(WRITTEN INSTRUCTION):
Say how many lines in the data below contain the word "Computer", and give no other text.

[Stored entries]
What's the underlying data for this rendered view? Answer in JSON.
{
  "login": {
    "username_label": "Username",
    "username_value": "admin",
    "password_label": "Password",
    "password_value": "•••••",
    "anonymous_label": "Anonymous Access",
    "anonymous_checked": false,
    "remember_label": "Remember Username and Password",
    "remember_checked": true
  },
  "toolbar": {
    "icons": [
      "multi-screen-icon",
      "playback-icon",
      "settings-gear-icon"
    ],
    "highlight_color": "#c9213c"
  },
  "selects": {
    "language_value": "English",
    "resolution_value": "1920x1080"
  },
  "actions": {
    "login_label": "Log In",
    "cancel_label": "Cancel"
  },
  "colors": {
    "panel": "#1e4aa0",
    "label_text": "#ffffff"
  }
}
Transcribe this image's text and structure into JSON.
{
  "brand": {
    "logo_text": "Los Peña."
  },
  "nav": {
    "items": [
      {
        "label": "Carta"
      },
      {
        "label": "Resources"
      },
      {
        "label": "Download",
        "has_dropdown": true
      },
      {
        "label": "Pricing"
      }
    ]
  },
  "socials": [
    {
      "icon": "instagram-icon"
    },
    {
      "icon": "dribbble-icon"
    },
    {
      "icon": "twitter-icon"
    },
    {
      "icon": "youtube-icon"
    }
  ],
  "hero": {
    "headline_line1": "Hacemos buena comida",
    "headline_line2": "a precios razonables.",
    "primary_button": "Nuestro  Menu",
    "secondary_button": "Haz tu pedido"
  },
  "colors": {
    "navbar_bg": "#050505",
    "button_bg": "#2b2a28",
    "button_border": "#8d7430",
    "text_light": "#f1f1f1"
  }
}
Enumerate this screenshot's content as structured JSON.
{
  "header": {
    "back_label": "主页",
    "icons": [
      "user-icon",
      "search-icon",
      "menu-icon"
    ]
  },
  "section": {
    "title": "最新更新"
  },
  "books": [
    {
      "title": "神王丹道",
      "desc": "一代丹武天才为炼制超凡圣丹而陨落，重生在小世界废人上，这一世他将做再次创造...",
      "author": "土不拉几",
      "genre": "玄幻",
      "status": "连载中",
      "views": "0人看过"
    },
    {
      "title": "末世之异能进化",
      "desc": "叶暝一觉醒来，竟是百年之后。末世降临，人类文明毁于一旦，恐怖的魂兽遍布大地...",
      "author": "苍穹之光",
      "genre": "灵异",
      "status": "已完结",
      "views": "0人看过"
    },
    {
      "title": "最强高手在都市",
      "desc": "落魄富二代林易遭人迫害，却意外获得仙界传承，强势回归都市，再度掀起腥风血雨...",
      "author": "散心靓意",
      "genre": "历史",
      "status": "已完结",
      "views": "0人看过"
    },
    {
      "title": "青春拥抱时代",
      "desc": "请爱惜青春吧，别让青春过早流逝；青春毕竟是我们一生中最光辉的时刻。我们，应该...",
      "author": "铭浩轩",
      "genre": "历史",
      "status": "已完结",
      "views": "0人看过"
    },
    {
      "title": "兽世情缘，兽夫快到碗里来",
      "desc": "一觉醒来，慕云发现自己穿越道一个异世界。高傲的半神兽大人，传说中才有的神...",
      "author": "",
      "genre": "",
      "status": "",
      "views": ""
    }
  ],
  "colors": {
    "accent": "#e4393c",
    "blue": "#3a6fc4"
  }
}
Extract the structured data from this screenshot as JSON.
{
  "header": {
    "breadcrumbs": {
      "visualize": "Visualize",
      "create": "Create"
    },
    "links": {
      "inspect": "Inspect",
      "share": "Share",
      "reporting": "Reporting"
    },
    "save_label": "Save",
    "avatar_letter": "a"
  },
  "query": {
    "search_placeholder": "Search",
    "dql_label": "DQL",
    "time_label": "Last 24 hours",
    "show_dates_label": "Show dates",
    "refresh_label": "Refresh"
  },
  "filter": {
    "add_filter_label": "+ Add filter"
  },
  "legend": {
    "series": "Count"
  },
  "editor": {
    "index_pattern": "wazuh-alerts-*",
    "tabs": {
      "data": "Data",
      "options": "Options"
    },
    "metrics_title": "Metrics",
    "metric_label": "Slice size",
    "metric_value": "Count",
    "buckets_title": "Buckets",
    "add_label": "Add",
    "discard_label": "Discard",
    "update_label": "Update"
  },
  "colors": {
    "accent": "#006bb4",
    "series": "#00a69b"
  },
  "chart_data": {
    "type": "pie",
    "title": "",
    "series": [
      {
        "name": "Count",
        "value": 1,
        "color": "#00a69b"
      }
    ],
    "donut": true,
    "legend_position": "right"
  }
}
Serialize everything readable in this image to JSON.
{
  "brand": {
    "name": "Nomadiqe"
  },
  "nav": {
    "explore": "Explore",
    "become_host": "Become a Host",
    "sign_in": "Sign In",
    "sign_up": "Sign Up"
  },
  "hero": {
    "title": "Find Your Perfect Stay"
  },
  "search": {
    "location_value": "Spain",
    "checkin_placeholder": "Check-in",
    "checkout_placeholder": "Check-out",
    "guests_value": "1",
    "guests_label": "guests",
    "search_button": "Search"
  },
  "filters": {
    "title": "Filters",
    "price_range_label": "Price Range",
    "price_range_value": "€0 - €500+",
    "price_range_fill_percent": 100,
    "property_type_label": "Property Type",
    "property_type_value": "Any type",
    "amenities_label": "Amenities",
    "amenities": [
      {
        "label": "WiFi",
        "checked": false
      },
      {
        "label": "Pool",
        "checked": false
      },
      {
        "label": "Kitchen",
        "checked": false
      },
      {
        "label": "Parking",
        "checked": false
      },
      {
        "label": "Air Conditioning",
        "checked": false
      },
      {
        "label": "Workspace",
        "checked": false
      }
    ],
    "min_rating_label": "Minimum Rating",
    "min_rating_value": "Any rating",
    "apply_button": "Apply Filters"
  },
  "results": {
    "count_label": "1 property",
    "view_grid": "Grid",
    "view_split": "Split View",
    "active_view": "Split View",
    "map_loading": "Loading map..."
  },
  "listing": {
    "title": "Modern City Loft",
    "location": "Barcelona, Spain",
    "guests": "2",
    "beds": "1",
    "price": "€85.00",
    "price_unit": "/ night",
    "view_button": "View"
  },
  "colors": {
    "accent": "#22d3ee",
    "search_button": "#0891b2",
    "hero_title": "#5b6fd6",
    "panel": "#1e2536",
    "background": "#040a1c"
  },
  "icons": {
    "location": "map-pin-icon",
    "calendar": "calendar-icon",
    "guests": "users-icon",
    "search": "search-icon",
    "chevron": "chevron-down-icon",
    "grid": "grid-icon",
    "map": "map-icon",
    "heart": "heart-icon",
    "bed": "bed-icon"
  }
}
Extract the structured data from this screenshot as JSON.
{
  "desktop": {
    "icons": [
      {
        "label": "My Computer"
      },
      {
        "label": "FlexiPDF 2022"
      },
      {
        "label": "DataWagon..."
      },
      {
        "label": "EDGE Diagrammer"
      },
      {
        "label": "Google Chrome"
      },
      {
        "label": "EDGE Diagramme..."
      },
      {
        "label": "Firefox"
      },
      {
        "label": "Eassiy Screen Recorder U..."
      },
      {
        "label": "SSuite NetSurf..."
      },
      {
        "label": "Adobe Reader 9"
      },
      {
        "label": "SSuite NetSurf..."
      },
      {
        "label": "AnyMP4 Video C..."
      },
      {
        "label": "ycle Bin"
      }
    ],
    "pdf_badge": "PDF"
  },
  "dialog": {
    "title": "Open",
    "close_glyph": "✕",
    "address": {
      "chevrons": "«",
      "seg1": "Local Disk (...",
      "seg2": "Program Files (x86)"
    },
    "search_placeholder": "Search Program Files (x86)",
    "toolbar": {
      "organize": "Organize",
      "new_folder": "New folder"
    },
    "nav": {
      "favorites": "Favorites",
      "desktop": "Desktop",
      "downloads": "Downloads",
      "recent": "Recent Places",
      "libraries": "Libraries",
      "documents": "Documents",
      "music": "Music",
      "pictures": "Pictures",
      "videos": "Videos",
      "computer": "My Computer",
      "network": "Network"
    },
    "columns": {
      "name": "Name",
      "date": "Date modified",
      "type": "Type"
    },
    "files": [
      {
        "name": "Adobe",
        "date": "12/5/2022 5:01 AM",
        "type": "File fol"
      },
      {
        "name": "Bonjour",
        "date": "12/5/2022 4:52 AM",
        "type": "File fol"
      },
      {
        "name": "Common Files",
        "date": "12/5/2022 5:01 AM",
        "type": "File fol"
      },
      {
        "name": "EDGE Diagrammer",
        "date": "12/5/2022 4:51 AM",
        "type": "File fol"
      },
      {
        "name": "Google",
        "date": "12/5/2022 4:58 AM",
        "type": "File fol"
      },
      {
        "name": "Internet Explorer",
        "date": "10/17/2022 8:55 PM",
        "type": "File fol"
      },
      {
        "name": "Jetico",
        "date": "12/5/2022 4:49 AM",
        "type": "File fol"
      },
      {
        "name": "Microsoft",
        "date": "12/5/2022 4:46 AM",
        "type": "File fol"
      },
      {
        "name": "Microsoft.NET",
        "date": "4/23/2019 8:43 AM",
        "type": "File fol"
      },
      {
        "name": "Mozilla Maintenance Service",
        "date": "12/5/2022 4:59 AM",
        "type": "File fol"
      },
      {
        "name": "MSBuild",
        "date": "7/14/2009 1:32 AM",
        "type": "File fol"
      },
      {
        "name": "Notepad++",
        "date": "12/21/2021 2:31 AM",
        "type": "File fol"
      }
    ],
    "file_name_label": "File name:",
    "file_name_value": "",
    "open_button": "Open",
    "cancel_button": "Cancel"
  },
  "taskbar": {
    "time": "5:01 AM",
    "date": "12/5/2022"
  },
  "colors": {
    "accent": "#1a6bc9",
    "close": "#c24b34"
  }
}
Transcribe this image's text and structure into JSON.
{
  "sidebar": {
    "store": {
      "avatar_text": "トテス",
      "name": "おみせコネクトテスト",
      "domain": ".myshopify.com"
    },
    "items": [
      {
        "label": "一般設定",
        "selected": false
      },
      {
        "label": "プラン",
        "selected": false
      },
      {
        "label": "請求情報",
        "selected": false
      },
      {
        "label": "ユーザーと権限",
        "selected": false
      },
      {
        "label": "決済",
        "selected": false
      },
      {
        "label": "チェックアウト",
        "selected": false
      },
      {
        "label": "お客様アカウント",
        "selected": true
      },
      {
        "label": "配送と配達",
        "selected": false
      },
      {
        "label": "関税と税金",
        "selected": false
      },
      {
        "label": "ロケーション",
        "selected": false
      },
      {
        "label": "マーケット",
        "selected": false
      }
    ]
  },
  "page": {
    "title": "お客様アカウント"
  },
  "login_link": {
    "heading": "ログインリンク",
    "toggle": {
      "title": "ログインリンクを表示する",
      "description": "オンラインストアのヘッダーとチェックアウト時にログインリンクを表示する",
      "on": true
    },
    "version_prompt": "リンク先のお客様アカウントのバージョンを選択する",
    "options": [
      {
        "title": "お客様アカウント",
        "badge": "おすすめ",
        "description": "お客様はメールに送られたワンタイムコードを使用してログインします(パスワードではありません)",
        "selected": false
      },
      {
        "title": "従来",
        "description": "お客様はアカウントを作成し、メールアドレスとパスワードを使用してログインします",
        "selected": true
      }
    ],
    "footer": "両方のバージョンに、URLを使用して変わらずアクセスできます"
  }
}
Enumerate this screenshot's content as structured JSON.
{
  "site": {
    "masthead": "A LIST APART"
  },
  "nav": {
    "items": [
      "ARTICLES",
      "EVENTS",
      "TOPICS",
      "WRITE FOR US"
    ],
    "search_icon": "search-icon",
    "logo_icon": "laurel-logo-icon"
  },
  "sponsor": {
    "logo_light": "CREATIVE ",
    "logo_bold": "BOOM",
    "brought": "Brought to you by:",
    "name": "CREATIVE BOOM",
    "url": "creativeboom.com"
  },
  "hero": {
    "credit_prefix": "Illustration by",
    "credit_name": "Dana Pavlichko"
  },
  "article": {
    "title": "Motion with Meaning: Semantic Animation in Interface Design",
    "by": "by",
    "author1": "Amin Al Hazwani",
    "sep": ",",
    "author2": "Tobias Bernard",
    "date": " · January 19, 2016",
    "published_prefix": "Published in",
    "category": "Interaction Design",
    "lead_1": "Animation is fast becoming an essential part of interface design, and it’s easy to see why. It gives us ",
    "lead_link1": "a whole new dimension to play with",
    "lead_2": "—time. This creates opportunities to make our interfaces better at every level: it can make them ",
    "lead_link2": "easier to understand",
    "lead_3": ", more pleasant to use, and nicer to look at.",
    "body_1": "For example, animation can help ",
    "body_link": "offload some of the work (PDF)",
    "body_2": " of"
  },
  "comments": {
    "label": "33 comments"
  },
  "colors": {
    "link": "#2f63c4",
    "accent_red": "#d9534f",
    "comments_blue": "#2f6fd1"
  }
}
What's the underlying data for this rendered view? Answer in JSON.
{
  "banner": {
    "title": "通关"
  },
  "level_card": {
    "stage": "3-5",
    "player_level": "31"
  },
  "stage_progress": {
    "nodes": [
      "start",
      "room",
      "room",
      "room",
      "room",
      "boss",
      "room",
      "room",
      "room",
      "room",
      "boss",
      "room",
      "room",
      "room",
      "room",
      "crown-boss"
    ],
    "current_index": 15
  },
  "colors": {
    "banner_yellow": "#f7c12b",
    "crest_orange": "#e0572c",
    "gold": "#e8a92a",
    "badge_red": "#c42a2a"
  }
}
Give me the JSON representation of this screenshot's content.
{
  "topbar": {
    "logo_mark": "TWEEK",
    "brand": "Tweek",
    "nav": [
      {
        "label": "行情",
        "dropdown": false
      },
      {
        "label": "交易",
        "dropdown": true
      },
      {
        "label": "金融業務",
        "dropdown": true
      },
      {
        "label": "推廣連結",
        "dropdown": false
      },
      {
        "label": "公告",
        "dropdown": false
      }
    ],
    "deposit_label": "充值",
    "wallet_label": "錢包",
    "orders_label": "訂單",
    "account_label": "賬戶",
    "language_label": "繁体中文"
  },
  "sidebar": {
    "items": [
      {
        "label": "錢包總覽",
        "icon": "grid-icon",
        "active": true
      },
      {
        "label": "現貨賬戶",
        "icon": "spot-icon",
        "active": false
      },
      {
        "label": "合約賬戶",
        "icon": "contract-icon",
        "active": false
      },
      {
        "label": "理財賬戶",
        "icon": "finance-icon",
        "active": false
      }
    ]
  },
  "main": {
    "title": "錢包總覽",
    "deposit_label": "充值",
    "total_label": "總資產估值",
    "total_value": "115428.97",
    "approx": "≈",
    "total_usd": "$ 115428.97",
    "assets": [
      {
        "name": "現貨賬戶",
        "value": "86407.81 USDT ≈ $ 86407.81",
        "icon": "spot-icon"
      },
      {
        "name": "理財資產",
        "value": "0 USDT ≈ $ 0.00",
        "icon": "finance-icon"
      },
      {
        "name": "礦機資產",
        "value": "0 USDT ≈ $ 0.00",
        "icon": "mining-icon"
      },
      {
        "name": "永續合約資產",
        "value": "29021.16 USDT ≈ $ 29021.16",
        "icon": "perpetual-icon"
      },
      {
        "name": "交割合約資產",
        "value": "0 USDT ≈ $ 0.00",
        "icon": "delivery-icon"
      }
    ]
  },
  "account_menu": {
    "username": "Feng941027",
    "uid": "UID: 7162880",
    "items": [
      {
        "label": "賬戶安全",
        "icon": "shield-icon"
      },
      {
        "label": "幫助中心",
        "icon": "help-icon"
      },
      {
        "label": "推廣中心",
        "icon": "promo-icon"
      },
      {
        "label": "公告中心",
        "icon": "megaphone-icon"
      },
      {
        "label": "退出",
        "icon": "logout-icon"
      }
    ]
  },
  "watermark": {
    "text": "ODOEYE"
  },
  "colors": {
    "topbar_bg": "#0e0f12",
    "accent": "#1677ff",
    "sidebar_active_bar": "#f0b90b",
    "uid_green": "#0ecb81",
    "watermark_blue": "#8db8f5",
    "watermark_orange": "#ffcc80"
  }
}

(EXERCISE SOLUTION):
2